Directions for this task :: Output the records exactly as they appear, with no pictures included.
::::::
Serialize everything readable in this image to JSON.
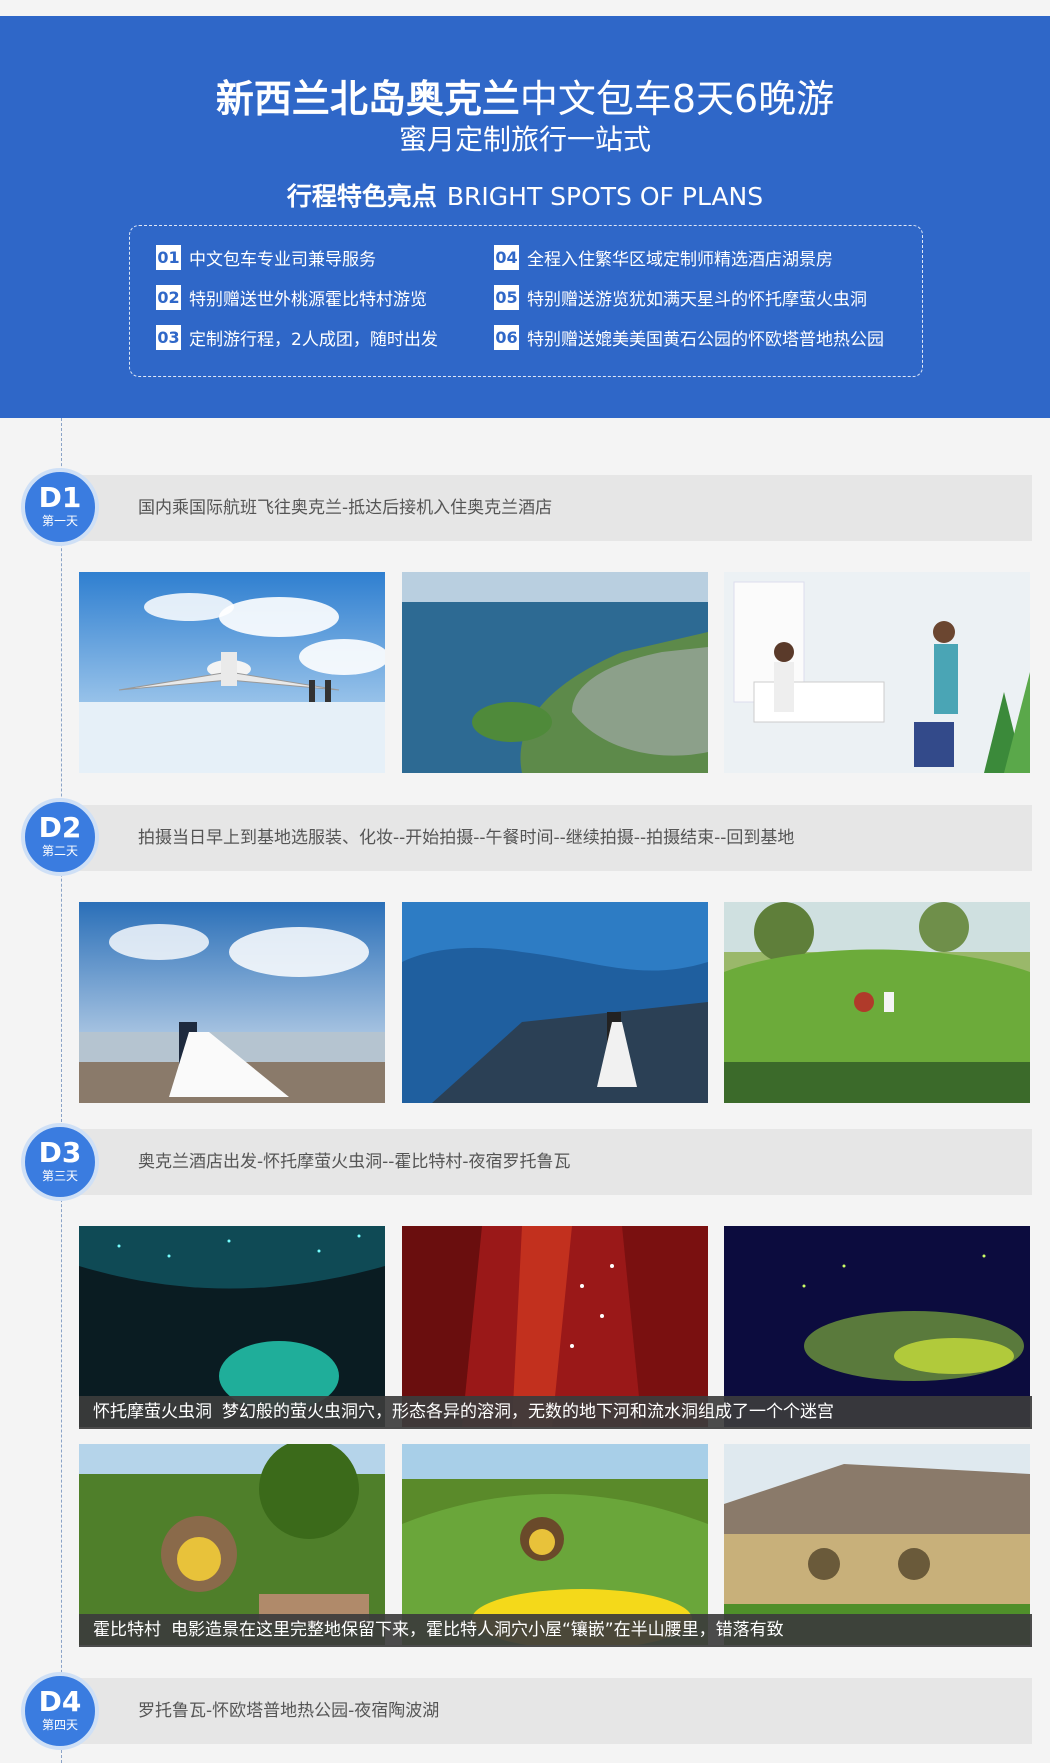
{
  "header": {
    "title_bold": "新西兰北岛奥克兰",
    "title_rest": "中文包车8天6晚游",
    "subtitle": "蜜月定制旅行一站式",
    "spots_cn": "行程特色亮点",
    "spots_en": "BRIGHT SPOTS OF PLANS"
  },
  "features": [
    {
      "num": "01",
      "text": "中文包车专业司兼导服务"
    },
    {
      "num": "02",
      "text": "特别赠送世外桃源霍比特村游览"
    },
    {
      "num": "03",
      "text": "定制游行程，2人成团，随时出发"
    },
    {
      "num": "04",
      "text": "全程入住繁华区域定制师精选酒店湖景房"
    },
    {
      "num": "05",
      "text": "特别赠送游览犹如满天星斗的怀托摩萤火虫洞"
    },
    {
      "num": "06",
      "text": "特别赠送媲美美国黄石公园的怀欧塔普地热公园"
    }
  ],
  "days": [
    {
      "code": "D1",
      "label": "第一天",
      "text": "国内乘国际航班飞往奥克兰-抵达后接机入住奥克兰酒店"
    },
    {
      "code": "D2",
      "label": "第二天",
      "text": "拍摄当日早上到基地选服装、化妆--开始拍摄--午餐时间--继续拍摄--拍摄结束--回到基地"
    },
    {
      "code": "D3",
      "label": "第三天",
      "text": "奥克兰酒店出发-怀托摩萤火虫洞--霍比特村-夜宿罗托鲁瓦"
    },
    {
      "code": "D4",
      "label": "第四天",
      "text": "罗托鲁瓦-怀欧塔普地热公园-夜宿陶波湖"
    }
  ],
  "captions": [
    {
      "title": "怀托摩萤火虫洞",
      "text": "梦幻般的萤火虫洞穴，形态各异的溶洞，无数的地下河和流水洞组成了一个个迷宫"
    },
    {
      "title": "霍比特村",
      "text": "电影造景在这里完整地保留下来，霍比特人洞穴小屋“镶嵌”在半山腰里，错落有致"
    }
  ],
  "colors": {
    "banner": "#2f67c8",
    "badge": "#3a7ce0"
  }
}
::::::
The reply ::
Serialize everything readable in this image to JSON.
{
  "header": {
    "title_bold": "新西兰北岛奥克兰",
    "title_rest": "中文包车8天6晚游",
    "subtitle": "蜜月定制旅行一站式",
    "spots_cn": "行程特色亮点",
    "spots_en": "BRIGHT SPOTS OF PLANS"
  },
  "features": [
    {
      "num": "01",
      "text": "中文包车专业司兼导服务"
    },
    {
      "num": "02",
      "text": "特别赠送世外桃源霍比特村游览"
    },
    {
      "num": "03",
      "text": "定制游行程，2人成团，随时出发"
    },
    {
      "num": "04",
      "text": "全程入住繁华区域定制师精选酒店湖景房"
    },
    {
      "num": "05",
      "text": "特别赠送游览犹如满天星斗的怀托摩萤火虫洞"
    },
    {
      "num": "06",
      "text": "特别赠送媲美美国黄石公园的怀欧塔普地热公园"
    }
  ],
  "days": [
    {
      "code": "D1",
      "label": "第一天",
      "text": "国内乘国际航班飞往奥克兰-抵达后接机入住奥克兰酒店"
    },
    {
      "code": "D2",
      "label": "第二天",
      "text": "拍摄当日早上到基地选服装、化妆--开始拍摄--午餐时间--继续拍摄--拍摄结束--回到基地"
    },
    {
      "code": "D3",
      "label": "第三天",
      "text": "奥克兰酒店出发-怀托摩萤火虫洞--霍比特村-夜宿罗托鲁瓦"
    },
    {
      "code": "D4",
      "label": "第四天",
      "text": "罗托鲁瓦-怀欧塔普地热公园-夜宿陶波湖"
    }
  ],
  "captions": [
    {
      "title": "怀托摩萤火虫洞",
      "text": "梦幻般的萤火虫洞穴，形态各异的溶洞，无数的地下河和流水洞组成了一个个迷宫"
    },
    {
      "title": "霍比特村",
      "text": "电影造景在这里完整地保留下来，霍比特人洞穴小屋“镶嵌”在半山腰里，错落有致"
    }
  ],
  "colors": {
    "banner": "#2f67c8",
    "badge": "#3a7ce0"
  }
}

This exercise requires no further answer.